Dataset rows:
************
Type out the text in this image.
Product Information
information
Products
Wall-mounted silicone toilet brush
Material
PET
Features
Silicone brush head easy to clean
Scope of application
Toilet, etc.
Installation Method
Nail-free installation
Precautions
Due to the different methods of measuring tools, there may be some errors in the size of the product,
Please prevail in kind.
************
[REQUIRED WORK]
Copy out all the entries shown above, character for character.

[OUTPUT FOR THIS TASK]
Type out the text in this image.
Product Information
information
Products
Wall-mounted silicone toilet brush
Material
PET
Features
Silicone brush head easy to clean
Scope of application
Toilet, etc.
Installation Method
Nail-free installation
Precautions
Due to the different methods of measuring tools, there may be some errors in the size of the product,
Please prevail in kind.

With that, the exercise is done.